■ EXCERPT TO READ ■
There were two major issues on the agenda for this summit - Africa and Climate Change. These subjects were chosen because they represent huge problems for the world which require concerted action by the international community. Africa is the only continent which, without change, will not meet any of the Millennium Development Goals. Although there are success stories in Africa, four million children under five die in Africa every year. Three thousand children die a day from malaria. Fifty million Africa children don't go to primary school. Life expectancy is plummeting - by 2010 it will be down to just 27 years in some countries. Africa is an immediate moral cause which commands our attention.
Climate Change is perhaps the most long-term serious threat to our environment. Already sea ice in the Arctic has shrunk by one million square kilometres; the ten hottest years on record have all occurred since 1991; and sea levels are rising. Until now the international community has been divided, with no agreement on the nature or urgency of the problem, what to do about it, or how to start a discussion which would involve both the United States and the key emerging economies such as India and China.

■ TASKS AND EXERCISES ■
1. From the summit text, copy the passage from "There were two" to "commands our attention.".
2. According to the summit text, how many children in Africa die from malaria each day?
3. List every country named in the summit text.

■ MATERIAL SUPPLIED ■
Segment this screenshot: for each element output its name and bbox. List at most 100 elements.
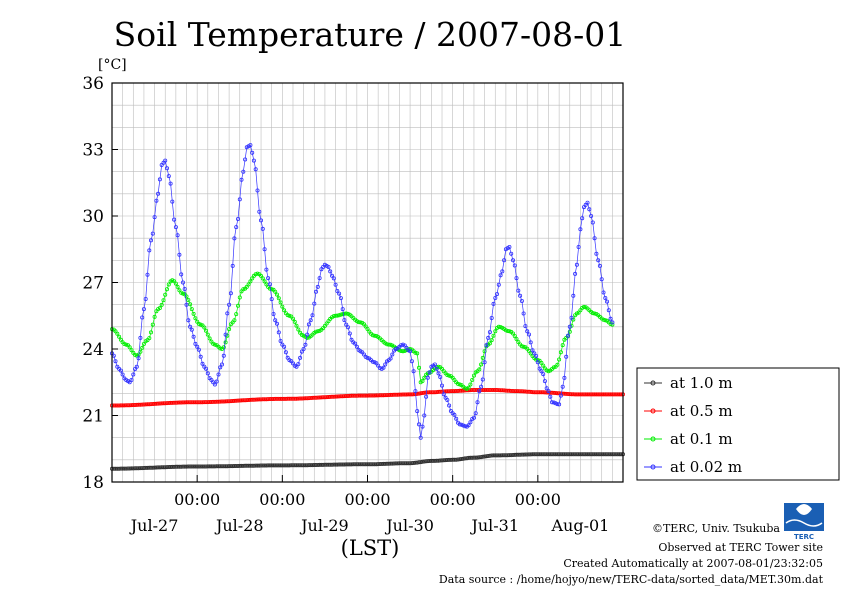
--
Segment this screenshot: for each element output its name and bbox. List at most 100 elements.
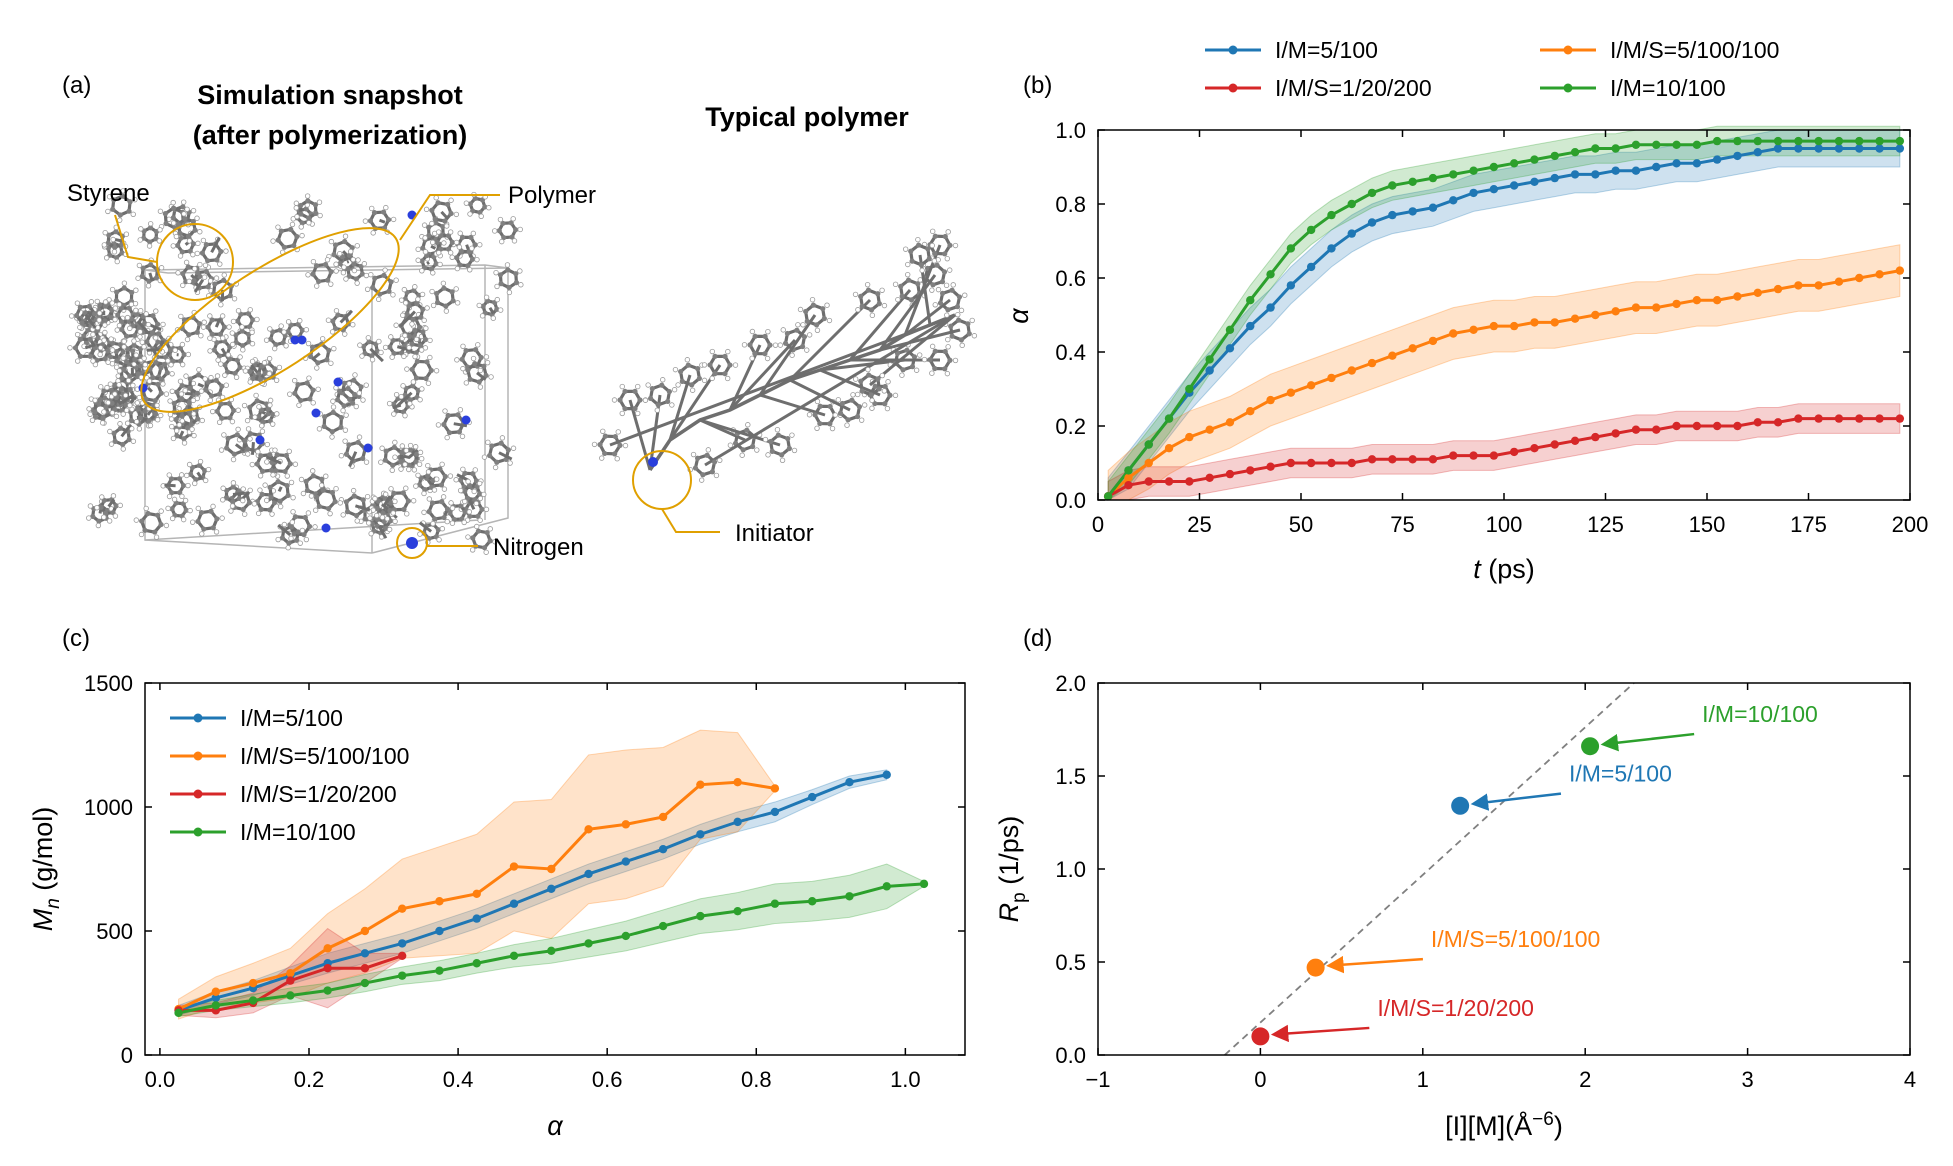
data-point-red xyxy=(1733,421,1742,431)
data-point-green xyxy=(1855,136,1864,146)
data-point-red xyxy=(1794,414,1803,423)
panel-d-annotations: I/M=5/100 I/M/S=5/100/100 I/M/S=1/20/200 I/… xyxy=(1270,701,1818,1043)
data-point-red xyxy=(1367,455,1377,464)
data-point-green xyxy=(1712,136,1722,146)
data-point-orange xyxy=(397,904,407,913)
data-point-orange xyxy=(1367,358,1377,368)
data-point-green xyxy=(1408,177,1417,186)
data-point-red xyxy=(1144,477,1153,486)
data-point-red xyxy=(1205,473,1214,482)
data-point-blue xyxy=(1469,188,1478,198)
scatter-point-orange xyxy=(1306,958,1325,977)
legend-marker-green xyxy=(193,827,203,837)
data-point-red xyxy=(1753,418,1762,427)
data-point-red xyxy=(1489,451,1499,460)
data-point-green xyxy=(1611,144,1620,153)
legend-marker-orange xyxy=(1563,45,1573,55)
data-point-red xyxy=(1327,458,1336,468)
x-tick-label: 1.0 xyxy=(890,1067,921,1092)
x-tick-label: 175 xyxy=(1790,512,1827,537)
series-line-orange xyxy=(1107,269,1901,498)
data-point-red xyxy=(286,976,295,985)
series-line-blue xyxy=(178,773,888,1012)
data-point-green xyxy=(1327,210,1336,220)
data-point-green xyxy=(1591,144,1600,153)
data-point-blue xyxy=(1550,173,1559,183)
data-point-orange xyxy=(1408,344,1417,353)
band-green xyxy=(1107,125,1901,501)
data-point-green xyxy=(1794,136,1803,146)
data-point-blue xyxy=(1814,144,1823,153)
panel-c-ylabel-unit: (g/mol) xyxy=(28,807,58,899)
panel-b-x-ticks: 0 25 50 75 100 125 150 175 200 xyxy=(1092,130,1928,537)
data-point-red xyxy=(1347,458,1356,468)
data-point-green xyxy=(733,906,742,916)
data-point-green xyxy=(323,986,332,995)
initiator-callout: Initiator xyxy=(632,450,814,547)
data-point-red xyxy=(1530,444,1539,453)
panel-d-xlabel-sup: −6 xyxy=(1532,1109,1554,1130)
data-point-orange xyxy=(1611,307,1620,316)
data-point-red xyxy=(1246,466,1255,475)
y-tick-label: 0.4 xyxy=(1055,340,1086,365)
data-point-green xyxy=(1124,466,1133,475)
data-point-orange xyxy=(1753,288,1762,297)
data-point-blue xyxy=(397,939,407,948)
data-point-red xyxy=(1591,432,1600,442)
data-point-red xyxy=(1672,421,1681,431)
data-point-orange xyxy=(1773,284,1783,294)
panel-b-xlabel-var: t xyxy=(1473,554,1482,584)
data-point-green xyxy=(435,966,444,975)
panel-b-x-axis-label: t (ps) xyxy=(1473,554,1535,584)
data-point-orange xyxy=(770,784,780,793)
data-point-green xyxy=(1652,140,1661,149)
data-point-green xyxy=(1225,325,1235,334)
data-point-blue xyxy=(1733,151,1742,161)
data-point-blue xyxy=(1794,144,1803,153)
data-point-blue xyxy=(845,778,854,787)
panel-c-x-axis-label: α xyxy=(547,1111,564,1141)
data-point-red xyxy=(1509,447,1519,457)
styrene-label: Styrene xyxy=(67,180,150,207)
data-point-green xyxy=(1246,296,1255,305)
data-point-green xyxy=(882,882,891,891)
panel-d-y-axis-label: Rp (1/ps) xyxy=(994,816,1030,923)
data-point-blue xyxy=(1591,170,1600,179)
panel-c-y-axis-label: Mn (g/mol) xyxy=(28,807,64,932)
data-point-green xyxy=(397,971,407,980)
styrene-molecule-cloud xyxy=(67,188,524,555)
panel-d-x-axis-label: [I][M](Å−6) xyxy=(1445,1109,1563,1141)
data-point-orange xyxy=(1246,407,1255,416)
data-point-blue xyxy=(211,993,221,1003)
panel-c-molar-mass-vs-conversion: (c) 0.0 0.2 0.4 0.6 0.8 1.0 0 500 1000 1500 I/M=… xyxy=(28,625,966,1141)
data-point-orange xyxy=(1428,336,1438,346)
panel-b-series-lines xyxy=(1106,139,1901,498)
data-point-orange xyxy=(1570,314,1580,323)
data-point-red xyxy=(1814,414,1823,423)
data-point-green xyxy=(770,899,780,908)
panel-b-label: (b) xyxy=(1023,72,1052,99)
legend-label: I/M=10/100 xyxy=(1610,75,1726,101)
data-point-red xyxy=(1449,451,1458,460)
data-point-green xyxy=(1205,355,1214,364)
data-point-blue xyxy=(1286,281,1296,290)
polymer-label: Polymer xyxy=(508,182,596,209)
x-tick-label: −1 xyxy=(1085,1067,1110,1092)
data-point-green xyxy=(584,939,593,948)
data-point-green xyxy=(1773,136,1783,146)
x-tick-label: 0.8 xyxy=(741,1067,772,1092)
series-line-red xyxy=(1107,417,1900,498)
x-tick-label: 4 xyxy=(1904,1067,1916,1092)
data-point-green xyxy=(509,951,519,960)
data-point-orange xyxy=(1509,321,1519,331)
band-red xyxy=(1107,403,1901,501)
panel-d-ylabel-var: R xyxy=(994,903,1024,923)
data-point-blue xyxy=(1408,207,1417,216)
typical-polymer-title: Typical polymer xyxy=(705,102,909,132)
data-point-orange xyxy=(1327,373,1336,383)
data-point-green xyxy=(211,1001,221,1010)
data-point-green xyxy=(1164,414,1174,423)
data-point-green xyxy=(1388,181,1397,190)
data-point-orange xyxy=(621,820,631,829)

■ SOLUTIONS TO THE PROBLEMS ■
1.
There were two major issues on the agenda for this summit - Africa and Climate Change. These subjects were chosen because they represent huge problems for the world which require concerted action by the international community. Africa is the only continent which, without change, will not meet any of the Millennium Development Goals. Although there are success stories in Africa, four million children under five die in Africa every year. Three thousand children die a day from malaria. Fifty million Africa children don't go to primary school. Life expectancy is plummeting - by 2010 it will be down to just 27 years in some countries. Africa is an immediate moral cause which commands our attention.

2. Three thousand children.

3.
United States
India
China